Gericht: Kammergericht Berlin
Beschluss verkündet am 07.07.2006
Aktenzeichen: 15 W 43/06
Rechtsgebiete: ZPO


Vorschriften:

ZPO § 227 Abs. 2 Satz 1
Die Zurückweisung eines Terminsverlegungsantrags kann eine Besorgnis der Befangenheit nur rechtfertigen, wenn erhebliche Gründe im Sinne von § 227 Abs. 2 Satz 1 ZPO für eine Verlegung des Termins vorlagen und darüber hinaus mit der Ablehnung des Antrags eine augenfällige Ungleichbehandlung der Prozessparteien zum Ausdruck kommt.
Kammergericht Beschluss

Geschäftsnummer: 15 W 43/06

07.07.2006

In Sachen

hat der 15. Zivilsenat des Kammergerichts durch die Präsidentin Nöhre und die Richter am Kammergericht Groth und Dr. Vossler am 7. Juli 2006 beschlossen:

Tenor:

Die sofortige Beschwerde der Beklagten gegen den Beschluss des Landgerichts Berlin vom 16. Juni 2006 - 3 O 509/05 - wird auf ihre Kosten als unbegründet zurückgewiesen.
------------------------------------------------------------
● AUFGABENSTELLUNG 1: Aktualisieren Sie einen Abschnitt des Ausgangstexts, der bei den Worten „Geschäftsnummer: 15 W“ beginnt und nach „als unbegründet zurückgewiesen.“ endet. Geben Sie ihn erneut wieder und setzen Sie dabei „unzulässig“ an die Stelle von „unbegründet“.
● AUFGABENSTELLUNG 2: Nennen Sie sämtliche Richterinnen und Richter, die laut Ausgangstext an der Entscheidung des 15. Zivilsenats mitgewirkt haben.

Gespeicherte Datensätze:
------------------------------------------------------------
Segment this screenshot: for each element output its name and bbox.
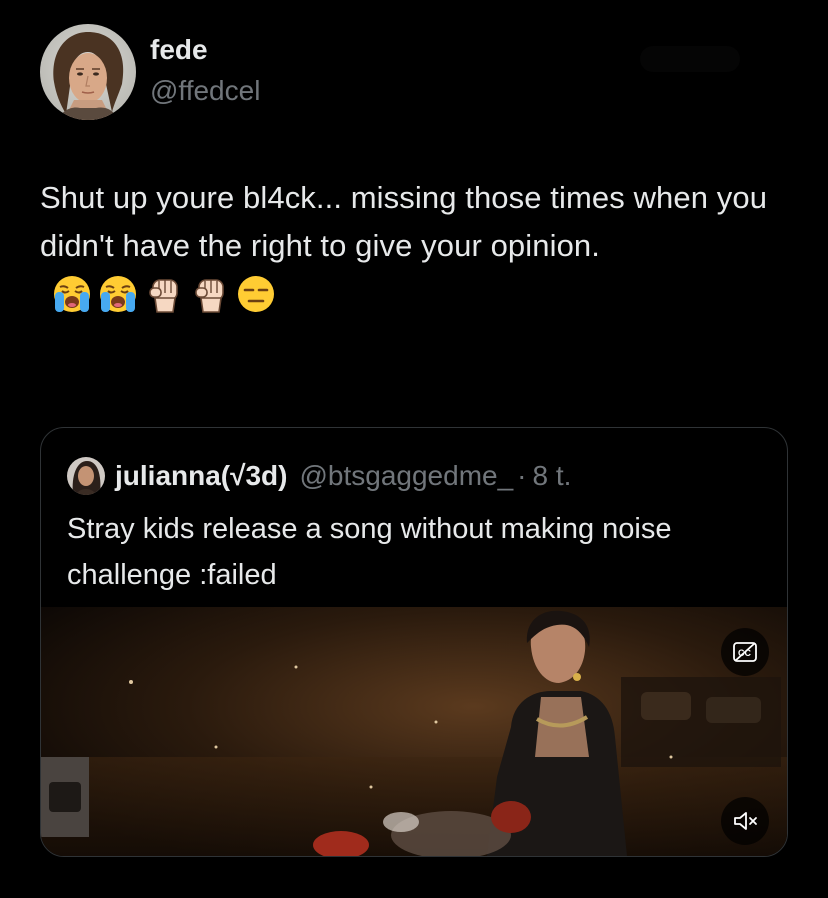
quoted-tweet-timestamp[interactable]: 8 t. (533, 460, 572, 492)
quoted-author-avatar-image (67, 457, 105, 495)
follow-button[interactable] (640, 46, 740, 72)
mute-toggle-button[interactable] (721, 797, 769, 845)
raised-fist-emoji (195, 279, 224, 313)
emoji-row (52, 274, 276, 314)
loudly-crying-face-emoji (54, 275, 90, 312)
closed-captions-off-icon: CC (733, 642, 757, 662)
loudly-crying-face-emoji (100, 275, 136, 312)
author-name[interactable]: fede (150, 34, 208, 66)
author-avatar-image (40, 24, 136, 120)
quoted-tweet-video[interactable]: CC (41, 607, 787, 856)
expressionless-face-emoji (238, 275, 274, 312)
closed-captions-button[interactable]: CC (721, 628, 769, 676)
quoted-tweet-header: julianna(√3d) @btsgaggedme_ · 8 t. (67, 456, 571, 496)
quoted-author-name[interactable]: julianna(√3d) (115, 460, 287, 492)
tweet-text-content: Shut up youre bl4ck... missing those tim… (40, 180, 768, 263)
video-frame (41, 607, 787, 856)
meta-separator: · (517, 460, 527, 491)
tweet-detail-view: fede @ffedcel Shut up youre bl4ck... mis… (0, 0, 828, 898)
volume-muted-icon (734, 812, 757, 830)
quoted-tweet-card[interactable]: julianna(√3d) @btsgaggedme_ · 8 t. Stray… (40, 427, 788, 857)
tweet-text: Shut up youre bl4ck... missing those tim… (40, 174, 790, 318)
quoted-author-avatar[interactable] (67, 457, 105, 495)
author-handle[interactable]: @ffedcel (150, 75, 260, 107)
quoted-tweet-text: Stray kids release a song without making… (67, 513, 672, 591)
quoted-author-handle[interactable]: @btsgaggedme_ (299, 460, 513, 492)
raised-fist-emoji (149, 279, 178, 313)
author-avatar[interactable] (40, 24, 136, 120)
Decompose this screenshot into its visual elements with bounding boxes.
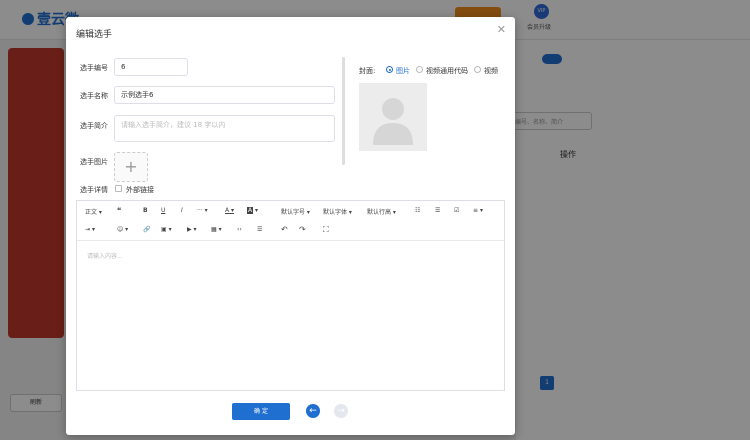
name-input[interactable]: [114, 86, 335, 104]
cover-option-image[interactable]: 图片: [396, 66, 410, 76]
name-label: 选手名称: [80, 92, 108, 100]
avatar-placeholder-icon: [373, 98, 413, 145]
underline-button[interactable]: U: [161, 207, 165, 214]
link-icon[interactable]: 🔗: [143, 226, 150, 233]
edit-player-dialog: 编辑选手 ✕ 选手编号 选手名称 选手简介 选手图片 + 选手详情 外部链接 封…: [66, 17, 515, 435]
external-link-label[interactable]: 外部链接: [126, 185, 154, 195]
plus-icon: +: [124, 157, 138, 176]
background-color-button[interactable]: A ▾: [247, 207, 258, 214]
cover-option-image-radio[interactable]: [386, 66, 393, 73]
numbered-list-icon[interactable]: ☰: [435, 207, 440, 214]
close-icon[interactable]: ✕: [497, 23, 506, 36]
more-format-button[interactable]: ··· ▾: [197, 207, 208, 214]
line-height-select[interactable]: 默认行高 ▾: [367, 207, 396, 216]
next-arrow-icon[interactable]: →: [334, 404, 348, 418]
confirm-button[interactable]: 确 定: [232, 403, 290, 420]
editor-content-area[interactable]: 请输入内容...: [77, 241, 504, 270]
detail-label: 选手详情: [80, 186, 108, 194]
number-input[interactable]: [114, 58, 188, 76]
number-label: 选手编号: [80, 64, 108, 72]
font-size-select[interactable]: 默认字号 ▾: [281, 207, 310, 216]
cover-option-video[interactable]: 视频: [484, 66, 498, 76]
undo-icon[interactable]: ↶: [281, 225, 288, 234]
font-color-button[interactable]: A ▾: [225, 207, 234, 214]
image-upload-button[interactable]: +: [114, 152, 148, 182]
editor-toolbar: 正文 ▾ ❝ B U I ··· ▾ A ▾ A ▾ 默认字号 ▾ 默认字体 ▾…: [77, 201, 504, 241]
editor-placeholder: 请输入内容...: [87, 253, 123, 260]
table-icon[interactable]: ▦ ▾: [211, 226, 222, 233]
cover-option-video-radio[interactable]: [474, 66, 481, 73]
external-link-checkbox[interactable]: [115, 185, 122, 192]
indent-icon[interactable]: ⇥ ▾: [85, 226, 95, 233]
redo-icon[interactable]: ↷: [299, 225, 306, 234]
cover-option-code[interactable]: 视频通用代码: [426, 66, 468, 76]
italic-button[interactable]: I: [181, 207, 183, 214]
code-icon[interactable]: ‹›: [237, 226, 242, 233]
emoji-icon[interactable]: ☺ ▾: [117, 226, 128, 233]
rich-text-editor: 正文 ▾ ❝ B U I ··· ▾ A ▾ A ▾ 默认字号 ▾ 默认字体 ▾…: [76, 200, 505, 391]
paragraph-select[interactable]: 正文 ▾: [85, 207, 102, 216]
video-icon[interactable]: ▶ ▾: [187, 226, 197, 233]
image-label: 选手图片: [80, 158, 108, 166]
bold-button[interactable]: B: [143, 207, 148, 214]
bulleted-list-icon[interactable]: ☷: [415, 207, 420, 214]
dialog-title: 编辑选手: [76, 30, 113, 40]
font-family-select[interactable]: 默认字体 ▾: [323, 207, 352, 216]
intro-textarea[interactable]: [114, 115, 335, 142]
quote-icon[interactable]: ❝: [117, 206, 121, 215]
divider-icon[interactable]: ☰: [257, 226, 262, 233]
previous-arrow-icon[interactable]: ←: [306, 404, 320, 418]
intro-label: 选手简介: [80, 122, 108, 130]
image-icon[interactable]: ▣ ▾: [161, 226, 172, 233]
cover-image[interactable]: [359, 83, 427, 151]
fullscreen-icon[interactable]: ⛶: [323, 225, 329, 235]
align-icon[interactable]: ≡ ▾: [473, 207, 483, 214]
cover-label: 封面:: [359, 67, 376, 75]
cover-option-code-radio[interactable]: [416, 66, 423, 73]
todo-icon[interactable]: ☑: [454, 207, 459, 214]
form-scrollbar[interactable]: [342, 57, 345, 165]
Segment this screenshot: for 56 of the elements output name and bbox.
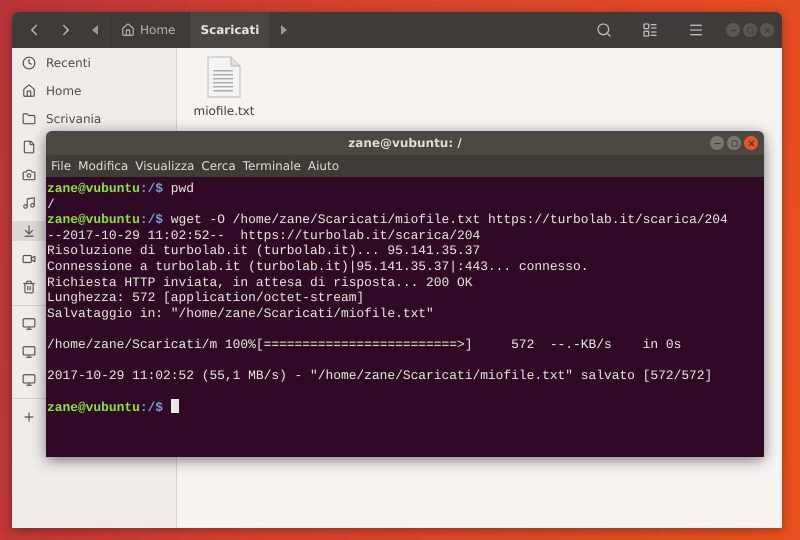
prompt-user: zane@vubuntu <box>47 212 140 228</box>
output-text: Connessione a turbolab.it (turbolab.it)|95.141.35.37|:443... connesso. <box>47 258 588 274</box>
video-icon <box>22 252 36 266</box>
output-text: / <box>47 196 55 212</box>
caret-left-icon[interactable] <box>92 25 98 35</box>
command-text: wget -O /home/zane/Scaricati/miofile.txt https://turbolab.it/scarica/204 <box>170 212 728 228</box>
close-icon <box>762 26 772 34</box>
list-view-icon <box>642 22 658 38</box>
path-button[interactable]: Scaricati <box>189 12 270 48</box>
menu-item[interactable]: Visualizza <box>135 159 200 173</box>
output-text: Lunghezza: 572 [application/octet-stream] <box>47 290 364 306</box>
sidebar-item[interactable] <box>12 221 46 241</box>
menu-item[interactable]: Aiuto <box>308 159 344 173</box>
menu-item[interactable]: File <box>51 159 76 173</box>
download-icon <box>22 224 36 238</box>
trash-icon <box>22 280 36 294</box>
window-title: zane@vubuntu: / <box>348 136 462 150</box>
output-text: --2017-10-29 11:02:52-- https://turbolab.it/scarica/204 <box>47 228 480 243</box>
menu-item[interactable]: Cerca <box>201 159 241 173</box>
prompt-user: zane@vubuntu <box>47 400 140 416</box>
caret-right-icon[interactable] <box>281 25 288 35</box>
sidebar-item[interactable]: Scrivania <box>12 109 176 129</box>
home-icon <box>121 23 135 37</box>
home-icon <box>22 84 36 98</box>
sidebar-item[interactable]: Recenti <box>12 53 176 73</box>
minimize-button[interactable] <box>710 136 724 150</box>
prompt-path: :/$ <box>140 212 164 228</box>
close-button[interactable] <box>744 136 758 150</box>
prompt-user: zane@vubuntu <box>47 181 140 196</box>
file-name[interactable]: miofile.txt <box>194 104 254 118</box>
close-icon <box>746 138 756 148</box>
output-text: /home/zane/Scaricati/m 100%[=========================>] 572 --.-KB/s in 0s <box>47 336 682 352</box>
maximize-icon <box>746 26 754 34</box>
prompt-path: :/$ <box>140 400 164 416</box>
document-icon <box>22 140 36 154</box>
monitor-icon <box>22 373 36 387</box>
sidebar-item[interactable]: Home <box>12 81 176 101</box>
prompt-path: :/$ <box>140 181 164 196</box>
clock-icon <box>22 56 36 70</box>
output-text: Richiesta HTTP inviata, in attesa di risposta... 200 OK <box>47 274 472 290</box>
menu-item[interactable]: Modifica <box>78 159 134 173</box>
monitor-icon <box>22 317 36 331</box>
command-text: pwd <box>170 181 194 196</box>
menu-icon <box>688 22 704 38</box>
menu-item[interactable]: Terminale <box>242 159 306 173</box>
maximize-icon <box>730 140 738 146</box>
plus-icon <box>22 410 36 424</box>
maximize-button[interactable] <box>727 136 741 150</box>
output-text: 2017-10-29 11:02:52 (55,1 MB/s) - "/home/zane/Scaricati/miofile.txt" salvato [572/572] <box>47 368 712 384</box>
folder-icon <box>22 112 36 126</box>
camera-icon <box>22 168 36 182</box>
output-text: Salvataggio in: "/home/zane/Scaricati/miofile.txt" <box>47 306 434 321</box>
monitor-icon <box>22 345 36 359</box>
search-icon <box>596 22 612 38</box>
output-text: Risoluzione di turbolab.it (turbolab.it)... 95.141.35.37 <box>47 243 480 258</box>
music-icon <box>22 196 36 210</box>
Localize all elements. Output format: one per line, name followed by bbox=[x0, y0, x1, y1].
------------------------------------------------------------
● LÖSUNG 1:
Geschäftsnummer: 15 W 43/06

07.07.2006

In Sachen

hat der 15. Zivilsenat des Kammergerichts durch die Präsidentin Nöhre und die Richter am Kammergericht Groth und Dr. Vossler am 7. Juli 2006 beschlossen:

Tenor:

Die sofortige Beschwerde der Beklagten gegen den Beschluss des Landgerichts Berlin vom 16. Juni 2006 - 3 O 509/05 - wird auf ihre Kosten als unzulässig zurückgewiesen.

● LÖSUNG 2:
- Präsidentin Nöhre
- Richter am Kammergericht Groth
- Richter am Kammergericht Dr. Vossler